— START OF ROWS —
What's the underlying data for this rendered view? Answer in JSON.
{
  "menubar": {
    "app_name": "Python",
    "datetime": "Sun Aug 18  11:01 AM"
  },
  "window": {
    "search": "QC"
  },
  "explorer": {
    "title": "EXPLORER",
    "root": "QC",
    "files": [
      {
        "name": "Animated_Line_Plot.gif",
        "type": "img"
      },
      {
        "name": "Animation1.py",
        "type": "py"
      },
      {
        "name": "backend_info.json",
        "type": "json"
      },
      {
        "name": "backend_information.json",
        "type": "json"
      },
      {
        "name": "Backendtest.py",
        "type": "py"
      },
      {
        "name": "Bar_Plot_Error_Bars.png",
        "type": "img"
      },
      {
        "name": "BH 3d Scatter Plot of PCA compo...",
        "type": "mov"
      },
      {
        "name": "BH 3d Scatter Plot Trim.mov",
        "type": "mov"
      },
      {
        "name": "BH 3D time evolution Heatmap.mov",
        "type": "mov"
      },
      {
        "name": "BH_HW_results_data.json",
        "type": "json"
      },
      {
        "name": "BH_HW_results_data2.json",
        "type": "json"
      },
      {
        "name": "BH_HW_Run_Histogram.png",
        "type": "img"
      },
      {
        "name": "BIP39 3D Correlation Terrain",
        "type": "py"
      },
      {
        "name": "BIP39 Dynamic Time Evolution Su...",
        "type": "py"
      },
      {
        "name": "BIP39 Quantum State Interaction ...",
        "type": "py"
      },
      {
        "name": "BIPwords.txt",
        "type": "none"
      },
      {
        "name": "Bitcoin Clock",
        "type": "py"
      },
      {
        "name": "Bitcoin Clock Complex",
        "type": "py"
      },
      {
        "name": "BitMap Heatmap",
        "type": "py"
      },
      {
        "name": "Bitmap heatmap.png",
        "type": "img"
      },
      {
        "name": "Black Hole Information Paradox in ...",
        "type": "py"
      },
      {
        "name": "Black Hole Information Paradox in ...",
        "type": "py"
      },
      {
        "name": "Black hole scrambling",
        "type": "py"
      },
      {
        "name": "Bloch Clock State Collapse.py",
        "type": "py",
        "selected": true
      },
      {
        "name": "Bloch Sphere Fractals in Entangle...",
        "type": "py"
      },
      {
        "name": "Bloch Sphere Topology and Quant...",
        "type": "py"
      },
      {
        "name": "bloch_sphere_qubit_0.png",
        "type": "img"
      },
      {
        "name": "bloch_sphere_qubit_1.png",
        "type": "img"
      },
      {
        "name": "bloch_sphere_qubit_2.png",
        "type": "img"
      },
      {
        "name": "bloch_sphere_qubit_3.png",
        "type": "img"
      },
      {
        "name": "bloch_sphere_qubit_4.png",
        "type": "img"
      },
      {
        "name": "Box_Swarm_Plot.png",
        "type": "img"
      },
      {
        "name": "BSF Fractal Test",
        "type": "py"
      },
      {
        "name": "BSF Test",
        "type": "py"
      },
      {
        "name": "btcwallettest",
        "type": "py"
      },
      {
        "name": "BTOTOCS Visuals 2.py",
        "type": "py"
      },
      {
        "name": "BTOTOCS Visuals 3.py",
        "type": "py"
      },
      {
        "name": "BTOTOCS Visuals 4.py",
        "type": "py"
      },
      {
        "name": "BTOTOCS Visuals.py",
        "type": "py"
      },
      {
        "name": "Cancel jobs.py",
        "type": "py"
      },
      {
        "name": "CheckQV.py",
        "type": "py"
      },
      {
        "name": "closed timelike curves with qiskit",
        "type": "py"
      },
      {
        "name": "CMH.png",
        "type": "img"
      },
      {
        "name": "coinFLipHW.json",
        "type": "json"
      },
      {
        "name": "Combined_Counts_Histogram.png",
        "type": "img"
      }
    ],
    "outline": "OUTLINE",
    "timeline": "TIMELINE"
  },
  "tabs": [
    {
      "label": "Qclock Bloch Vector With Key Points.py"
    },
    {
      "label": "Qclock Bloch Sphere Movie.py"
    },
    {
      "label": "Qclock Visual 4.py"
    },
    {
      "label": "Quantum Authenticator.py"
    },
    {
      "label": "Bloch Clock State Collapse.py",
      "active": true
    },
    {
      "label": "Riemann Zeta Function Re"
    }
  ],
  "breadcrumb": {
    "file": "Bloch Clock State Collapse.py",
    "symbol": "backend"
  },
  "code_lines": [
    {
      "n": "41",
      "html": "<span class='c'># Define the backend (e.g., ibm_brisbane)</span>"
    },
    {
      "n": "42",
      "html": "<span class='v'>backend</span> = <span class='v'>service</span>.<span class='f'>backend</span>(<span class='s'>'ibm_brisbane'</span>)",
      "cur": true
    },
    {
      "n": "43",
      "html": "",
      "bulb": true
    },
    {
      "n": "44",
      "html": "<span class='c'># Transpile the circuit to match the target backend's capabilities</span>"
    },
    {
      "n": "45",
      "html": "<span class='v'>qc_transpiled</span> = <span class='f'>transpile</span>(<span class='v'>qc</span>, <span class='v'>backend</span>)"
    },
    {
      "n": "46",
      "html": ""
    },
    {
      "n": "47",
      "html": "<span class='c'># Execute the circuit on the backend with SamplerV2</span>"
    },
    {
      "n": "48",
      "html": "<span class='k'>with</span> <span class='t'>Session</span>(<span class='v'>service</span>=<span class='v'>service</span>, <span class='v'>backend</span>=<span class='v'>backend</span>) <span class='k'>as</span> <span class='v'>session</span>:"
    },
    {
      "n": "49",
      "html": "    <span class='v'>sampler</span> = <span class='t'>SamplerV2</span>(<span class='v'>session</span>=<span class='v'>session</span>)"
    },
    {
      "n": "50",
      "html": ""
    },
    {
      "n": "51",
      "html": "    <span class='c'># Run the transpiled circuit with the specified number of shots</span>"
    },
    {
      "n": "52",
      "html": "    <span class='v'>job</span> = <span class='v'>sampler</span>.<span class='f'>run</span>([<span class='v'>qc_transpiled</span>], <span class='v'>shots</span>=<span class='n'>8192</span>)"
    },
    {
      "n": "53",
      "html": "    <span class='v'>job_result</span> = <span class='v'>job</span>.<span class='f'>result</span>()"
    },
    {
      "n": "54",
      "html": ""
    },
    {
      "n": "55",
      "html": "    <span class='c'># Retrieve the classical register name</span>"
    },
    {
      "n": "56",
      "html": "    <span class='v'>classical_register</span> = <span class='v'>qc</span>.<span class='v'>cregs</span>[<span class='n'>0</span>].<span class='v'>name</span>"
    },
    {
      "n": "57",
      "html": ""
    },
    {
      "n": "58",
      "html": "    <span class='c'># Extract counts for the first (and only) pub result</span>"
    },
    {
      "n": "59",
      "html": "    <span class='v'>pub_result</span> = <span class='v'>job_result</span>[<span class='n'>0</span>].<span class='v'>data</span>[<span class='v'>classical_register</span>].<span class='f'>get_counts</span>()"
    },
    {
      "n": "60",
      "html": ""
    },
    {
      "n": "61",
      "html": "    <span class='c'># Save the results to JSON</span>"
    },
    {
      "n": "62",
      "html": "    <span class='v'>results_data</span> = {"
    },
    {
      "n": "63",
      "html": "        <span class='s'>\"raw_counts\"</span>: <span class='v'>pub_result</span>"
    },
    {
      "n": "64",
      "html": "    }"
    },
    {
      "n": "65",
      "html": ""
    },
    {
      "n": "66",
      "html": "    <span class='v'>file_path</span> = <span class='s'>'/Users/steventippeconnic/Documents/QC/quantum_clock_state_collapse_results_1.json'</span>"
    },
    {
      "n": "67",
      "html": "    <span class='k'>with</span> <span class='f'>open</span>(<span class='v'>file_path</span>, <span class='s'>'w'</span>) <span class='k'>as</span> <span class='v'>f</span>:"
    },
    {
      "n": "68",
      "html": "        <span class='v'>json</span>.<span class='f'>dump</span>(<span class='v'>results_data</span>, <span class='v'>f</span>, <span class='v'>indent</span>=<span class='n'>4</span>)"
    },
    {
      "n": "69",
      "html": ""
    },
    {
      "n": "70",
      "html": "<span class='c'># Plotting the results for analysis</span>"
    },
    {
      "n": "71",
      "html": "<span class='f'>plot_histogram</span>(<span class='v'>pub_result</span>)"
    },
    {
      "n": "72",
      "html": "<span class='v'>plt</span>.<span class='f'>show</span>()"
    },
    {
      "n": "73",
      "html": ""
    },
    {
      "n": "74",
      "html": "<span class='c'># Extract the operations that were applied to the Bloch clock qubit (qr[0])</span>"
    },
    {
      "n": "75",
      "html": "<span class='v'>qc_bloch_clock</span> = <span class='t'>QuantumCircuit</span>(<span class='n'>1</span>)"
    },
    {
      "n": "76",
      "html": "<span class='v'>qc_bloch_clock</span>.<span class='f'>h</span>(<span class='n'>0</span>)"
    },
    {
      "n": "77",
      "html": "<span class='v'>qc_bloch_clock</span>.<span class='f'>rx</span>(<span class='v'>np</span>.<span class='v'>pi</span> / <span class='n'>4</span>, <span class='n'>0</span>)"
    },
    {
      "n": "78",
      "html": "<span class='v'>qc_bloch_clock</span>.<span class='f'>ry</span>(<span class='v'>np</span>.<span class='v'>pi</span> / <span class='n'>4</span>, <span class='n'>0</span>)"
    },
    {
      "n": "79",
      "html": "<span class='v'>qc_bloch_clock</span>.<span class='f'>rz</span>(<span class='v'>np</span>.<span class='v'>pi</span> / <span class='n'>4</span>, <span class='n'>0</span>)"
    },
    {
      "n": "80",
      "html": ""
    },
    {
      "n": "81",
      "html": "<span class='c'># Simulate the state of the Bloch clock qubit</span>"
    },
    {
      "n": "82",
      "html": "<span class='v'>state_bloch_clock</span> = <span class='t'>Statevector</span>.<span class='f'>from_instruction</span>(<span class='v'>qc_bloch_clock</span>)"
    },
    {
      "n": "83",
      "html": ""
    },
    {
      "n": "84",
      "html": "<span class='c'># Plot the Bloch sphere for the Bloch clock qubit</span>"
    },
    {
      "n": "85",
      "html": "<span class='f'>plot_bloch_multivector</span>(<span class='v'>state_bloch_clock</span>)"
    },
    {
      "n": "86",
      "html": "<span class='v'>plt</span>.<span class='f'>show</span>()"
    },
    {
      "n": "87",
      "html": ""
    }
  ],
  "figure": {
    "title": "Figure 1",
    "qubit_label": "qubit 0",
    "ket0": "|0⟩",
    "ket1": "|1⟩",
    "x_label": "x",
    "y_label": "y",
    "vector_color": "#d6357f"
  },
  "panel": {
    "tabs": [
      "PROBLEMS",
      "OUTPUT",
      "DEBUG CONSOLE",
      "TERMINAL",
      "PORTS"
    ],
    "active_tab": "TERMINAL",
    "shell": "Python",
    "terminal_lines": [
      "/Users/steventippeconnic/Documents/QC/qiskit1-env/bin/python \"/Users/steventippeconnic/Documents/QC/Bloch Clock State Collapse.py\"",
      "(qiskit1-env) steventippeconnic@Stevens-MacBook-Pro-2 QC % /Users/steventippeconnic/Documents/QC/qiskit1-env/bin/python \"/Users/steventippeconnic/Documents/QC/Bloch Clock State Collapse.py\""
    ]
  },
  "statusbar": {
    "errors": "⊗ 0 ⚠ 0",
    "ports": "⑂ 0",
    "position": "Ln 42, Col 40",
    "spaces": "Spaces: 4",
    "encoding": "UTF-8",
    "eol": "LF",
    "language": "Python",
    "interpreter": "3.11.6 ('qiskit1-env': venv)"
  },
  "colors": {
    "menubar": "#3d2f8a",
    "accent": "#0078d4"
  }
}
— END OF ROWS —
In the listing above, find each line with the word "steventippeconnic" and copy it.

RESULT OF THIS TASK »
      "html": "    <span class='v'>file_path</span> = <span class='s'>'/Users/steventippeconnic/Documents/QC/quantum_clock_state_collapse_results_1.json'</span>"
      "/Users/steventippeconnic/Documents/QC/qiskit1-env/bin/python \"/Users/steventippeconnic/Documents/QC/Bloch Clock State Collapse.py\"",
      "(qiskit1-env) steventippeconnic@Stevens-MacBook-Pro-2 QC % /Users/steventippeconnic/Documents/QC/qiskit1-env/bin/python \"/Users/steventippeconnic/Documents/QC/Bloch Clock State Collapse.py\""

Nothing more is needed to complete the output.